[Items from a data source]
** start **

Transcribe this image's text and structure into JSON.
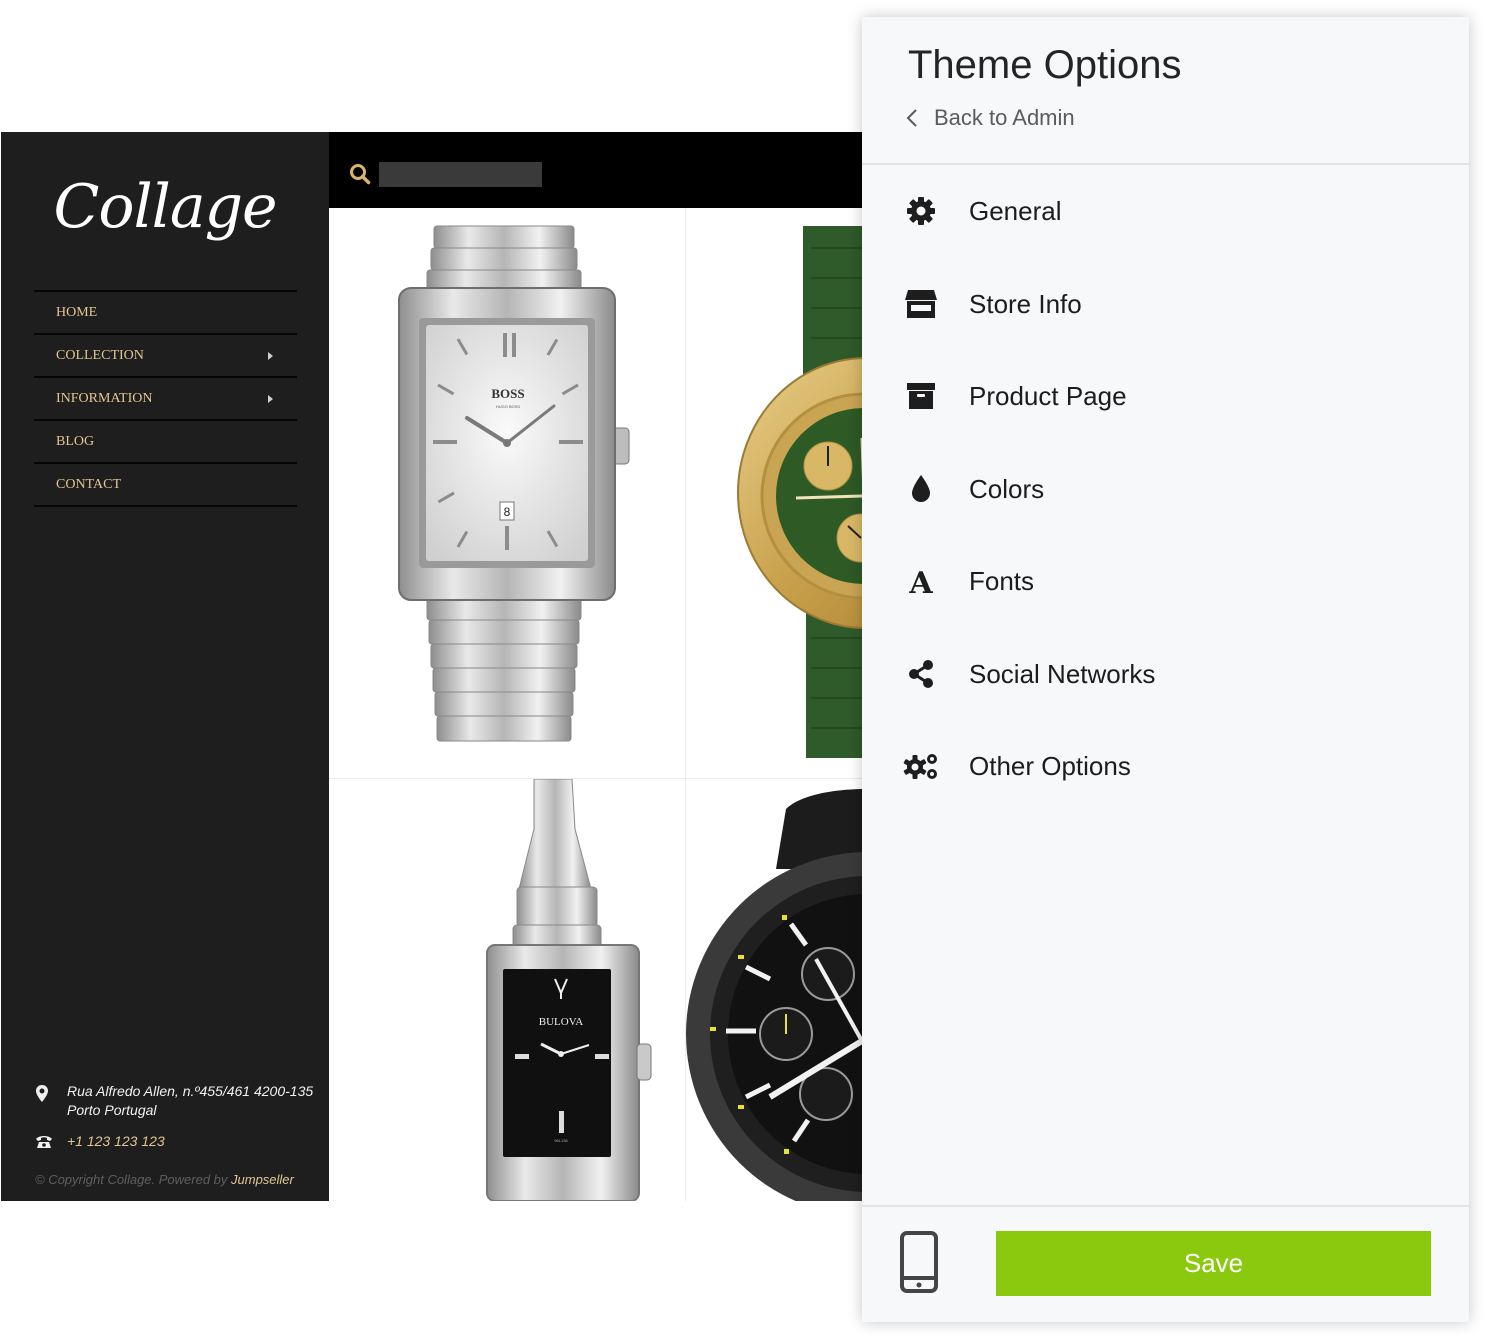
{
  "store": {
    "logo_text": "Collage",
    "nav": {
      "home": "HOME",
      "collection": "COLLECTION",
      "information": "INFORMATION",
      "blog": "BLOG",
      "contact": "CONTACT"
    },
    "contact": {
      "address_line1": "Rua Alfredo Allen, n.º455/461 4200-135",
      "address_line2": "Porto Portugal",
      "phone": "+1 123 123 123"
    },
    "copyright": {
      "text": "© Copyright Collage. Powered by ",
      "brand": "Jumpseller"
    },
    "search": {
      "value": ""
    },
    "products": [
      {
        "brand": "BOSS",
        "sub": "HUGO BOSS",
        "date": "8"
      },
      {
        "brand": ""
      },
      {
        "brand": "BULOVA",
        "ref": "96L138"
      },
      {
        "brand": ""
      }
    ],
    "colors": {
      "sidebar": "#1e1e1e",
      "accent": "#e2c693",
      "search_bar": "#000000"
    }
  },
  "panel": {
    "title": "Theme Options",
    "back_label": "Back to Admin",
    "menu": [
      {
        "label": "General",
        "icon": "gear-icon"
      },
      {
        "label": "Store Info",
        "icon": "store-icon"
      },
      {
        "label": "Product Page",
        "icon": "archive-box-icon"
      },
      {
        "label": "Colors",
        "icon": "droplet-icon"
      },
      {
        "label": "Fonts",
        "icon": "font-icon"
      },
      {
        "label": "Social Networks",
        "icon": "share-icon"
      },
      {
        "label": "Other Options",
        "icon": "gears-icon"
      }
    ],
    "footer": {
      "device_icon": "mobile-phone-icon",
      "save_label": "Save"
    },
    "colors": {
      "save_button": "#8bc90e",
      "panel_bg": "#f7f8f9"
    }
  }
}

** end **

### TASK OBJECTIVE
Reproduce the records above exactly, leaving out every picture they contain.

### PROBLEM SOLUTION
Transcribe this image's text and structure into JSON.
{
  "store": {
    "logo_text": "Collage",
    "nav": {
      "home": "HOME",
      "collection": "COLLECTION",
      "information": "INFORMATION",
      "blog": "BLOG",
      "contact": "CONTACT"
    },
    "contact": {
      "address_line1": "Rua Alfredo Allen, n.º455/461 4200-135",
      "address_line2": "Porto Portugal",
      "phone": "+1 123 123 123"
    },
    "copyright": {
      "text": "© Copyright Collage. Powered by ",
      "brand": "Jumpseller"
    },
    "search": {
      "value": ""
    },
    "products": [
      {
        "brand": "BOSS",
        "sub": "HUGO BOSS",
        "date": "8"
      },
      {
        "brand": ""
      },
      {
        "brand": "BULOVA",
        "ref": "96L138"
      },
      {
        "brand": ""
      }
    ],
    "colors": {
      "sidebar": "#1e1e1e",
      "accent": "#e2c693",
      "search_bar": "#000000"
    }
  },
  "panel": {
    "title": "Theme Options",
    "back_label": "Back to Admin",
    "menu": [
      {
        "label": "General",
        "icon": "gear-icon"
      },
      {
        "label": "Store Info",
        "icon": "store-icon"
      },
      {
        "label": "Product Page",
        "icon": "archive-box-icon"
      },
      {
        "label": "Colors",
        "icon": "droplet-icon"
      },
      {
        "label": "Fonts",
        "icon": "font-icon"
      },
      {
        "label": "Social Networks",
        "icon": "share-icon"
      },
      {
        "label": "Other Options",
        "icon": "gears-icon"
      }
    ],
    "footer": {
      "device_icon": "mobile-phone-icon",
      "save_label": "Save"
    },
    "colors": {
      "save_button": "#8bc90e",
      "panel_bg": "#f7f8f9"
    }
  }
}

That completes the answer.